▶ **Task description**
Keep the pictures out of the copy and repeat the records exactly.

- - -

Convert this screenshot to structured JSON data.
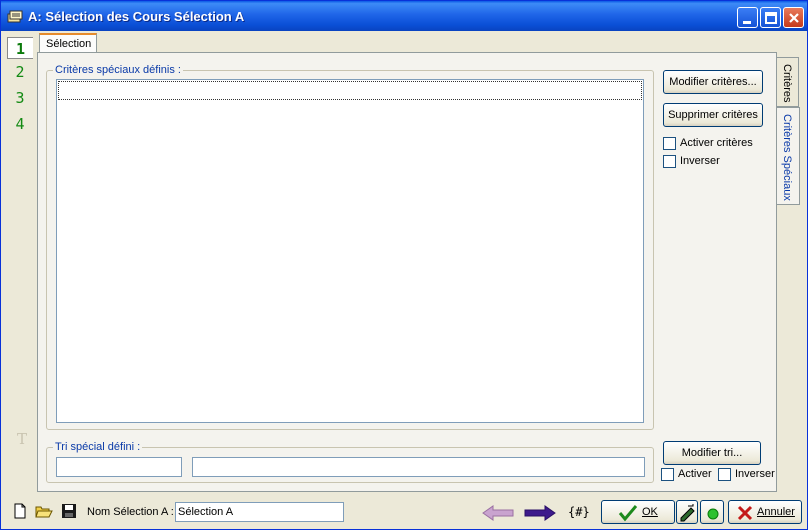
{
  "window": {
    "title": "A: Sélection des Cours Sélection A",
    "colors": {
      "titlebar": "#0a4fd6",
      "group_label": "#0a3aa8",
      "step_number": "#138a13"
    }
  },
  "steps": [
    {
      "label": "1",
      "active": true
    },
    {
      "label": "2",
      "active": false
    },
    {
      "label": "3",
      "active": false
    },
    {
      "label": "4",
      "active": false
    }
  ],
  "step_text_icon": "T",
  "top_tab": {
    "label": "Sélection"
  },
  "criteria_group": {
    "label": "Critères spéciaux définis :"
  },
  "sort_group": {
    "label": "Tri spécial défini :"
  },
  "buttons": {
    "modify_criteria": "Modifier critères...",
    "delete_criteria": "Supprimer critères",
    "modify_sort": "Modifier tri..."
  },
  "checkboxes": {
    "activate_criteria": "Activer critères",
    "invert_criteria": "Inverser",
    "activate_sort": "Activer",
    "invert_sort": "Inverser"
  },
  "side_tabs": {
    "criteria": "Critères",
    "special_criteria": "Critères Spéciaux"
  },
  "bottom": {
    "name_label": "Nom Sélection A :",
    "name_value": "Sélection A",
    "hash": "{#}",
    "ok": "OK",
    "cancel": "Annuler"
  },
  "icons": [
    "app-icon",
    "minimize-icon",
    "maximize-icon",
    "close-icon",
    "new-file-icon",
    "open-folder-icon",
    "save-disk-icon",
    "arrow-left-icon",
    "arrow-right-icon",
    "check-icon",
    "edit-icon",
    "green-dot-icon",
    "x-icon"
  ]
}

- - -

▶ **Answer below**
Convert this screenshot to structured JSON data.
{
  "window": {
    "title": "A: Sélection des Cours Sélection A",
    "colors": {
      "titlebar": "#0a4fd6",
      "group_label": "#0a3aa8",
      "step_number": "#138a13"
    }
  },
  "steps": [
    {
      "label": "1",
      "active": true
    },
    {
      "label": "2",
      "active": false
    },
    {
      "label": "3",
      "active": false
    },
    {
      "label": "4",
      "active": false
    }
  ],
  "step_text_icon": "T",
  "top_tab": {
    "label": "Sélection"
  },
  "criteria_group": {
    "label": "Critères spéciaux définis :"
  },
  "sort_group": {
    "label": "Tri spécial défini :"
  },
  "buttons": {
    "modify_criteria": "Modifier critères...",
    "delete_criteria": "Supprimer critères",
    "modify_sort": "Modifier tri..."
  },
  "checkboxes": {
    "activate_criteria": "Activer critères",
    "invert_criteria": "Inverser",
    "activate_sort": "Activer",
    "invert_sort": "Inverser"
  },
  "side_tabs": {
    "criteria": "Critères",
    "special_criteria": "Critères Spéciaux"
  },
  "bottom": {
    "name_label": "Nom Sélection A :",
    "name_value": "Sélection A",
    "hash": "{#}",
    "ok": "OK",
    "cancel": "Annuler"
  },
  "icons": [
    "app-icon",
    "minimize-icon",
    "maximize-icon",
    "close-icon",
    "new-file-icon",
    "open-folder-icon",
    "save-disk-icon",
    "arrow-left-icon",
    "arrow-right-icon",
    "check-icon",
    "edit-icon",
    "green-dot-icon",
    "x-icon"
  ]
}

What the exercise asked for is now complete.